What is asked — Pick out each line in these entries that contains the string "alebo".

::: Data for this task :::

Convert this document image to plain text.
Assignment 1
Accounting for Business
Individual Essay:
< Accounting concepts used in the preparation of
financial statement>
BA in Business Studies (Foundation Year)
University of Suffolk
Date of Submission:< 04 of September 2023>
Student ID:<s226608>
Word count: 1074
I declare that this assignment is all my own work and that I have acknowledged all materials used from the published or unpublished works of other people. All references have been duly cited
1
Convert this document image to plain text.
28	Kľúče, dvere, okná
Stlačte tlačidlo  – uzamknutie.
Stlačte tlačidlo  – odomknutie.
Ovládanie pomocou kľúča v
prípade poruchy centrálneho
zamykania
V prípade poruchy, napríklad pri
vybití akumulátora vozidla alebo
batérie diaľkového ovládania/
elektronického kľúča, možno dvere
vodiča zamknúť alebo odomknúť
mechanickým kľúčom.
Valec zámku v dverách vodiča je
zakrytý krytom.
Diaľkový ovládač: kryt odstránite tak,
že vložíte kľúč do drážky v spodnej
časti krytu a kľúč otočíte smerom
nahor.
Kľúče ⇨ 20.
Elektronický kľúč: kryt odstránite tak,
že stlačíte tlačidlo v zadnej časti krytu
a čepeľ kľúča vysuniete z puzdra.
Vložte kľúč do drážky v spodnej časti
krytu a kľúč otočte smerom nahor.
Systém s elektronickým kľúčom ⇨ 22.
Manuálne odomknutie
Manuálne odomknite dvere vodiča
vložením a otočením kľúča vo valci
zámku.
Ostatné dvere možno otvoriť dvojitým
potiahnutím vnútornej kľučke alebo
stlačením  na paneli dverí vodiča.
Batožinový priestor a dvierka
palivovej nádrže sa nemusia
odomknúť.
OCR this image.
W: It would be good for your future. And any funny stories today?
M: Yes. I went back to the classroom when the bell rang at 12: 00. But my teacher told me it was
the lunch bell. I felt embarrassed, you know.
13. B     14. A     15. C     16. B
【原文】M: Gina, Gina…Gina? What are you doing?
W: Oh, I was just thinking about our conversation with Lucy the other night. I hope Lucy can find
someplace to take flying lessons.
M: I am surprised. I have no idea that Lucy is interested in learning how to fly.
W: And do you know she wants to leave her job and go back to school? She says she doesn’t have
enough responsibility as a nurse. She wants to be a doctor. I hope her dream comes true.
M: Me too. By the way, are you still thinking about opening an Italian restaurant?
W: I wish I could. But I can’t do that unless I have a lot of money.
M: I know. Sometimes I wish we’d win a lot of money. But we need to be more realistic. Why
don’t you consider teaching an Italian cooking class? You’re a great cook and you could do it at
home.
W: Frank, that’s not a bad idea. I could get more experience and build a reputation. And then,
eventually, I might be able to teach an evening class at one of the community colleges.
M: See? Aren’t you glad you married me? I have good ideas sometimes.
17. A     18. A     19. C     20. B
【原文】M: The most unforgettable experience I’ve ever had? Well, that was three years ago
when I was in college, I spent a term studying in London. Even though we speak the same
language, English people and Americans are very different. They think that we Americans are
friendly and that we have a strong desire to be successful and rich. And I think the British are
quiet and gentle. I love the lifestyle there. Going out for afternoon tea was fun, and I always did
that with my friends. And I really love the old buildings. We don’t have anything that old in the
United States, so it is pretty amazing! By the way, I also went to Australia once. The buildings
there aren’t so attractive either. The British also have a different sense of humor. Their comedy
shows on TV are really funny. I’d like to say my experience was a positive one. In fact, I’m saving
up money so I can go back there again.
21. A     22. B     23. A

:::

Answer below —
vybití akumulátora vozidla alebo
vodiča zamknúť alebo odomknúť
potiahnutím vnútornej kľučke alebo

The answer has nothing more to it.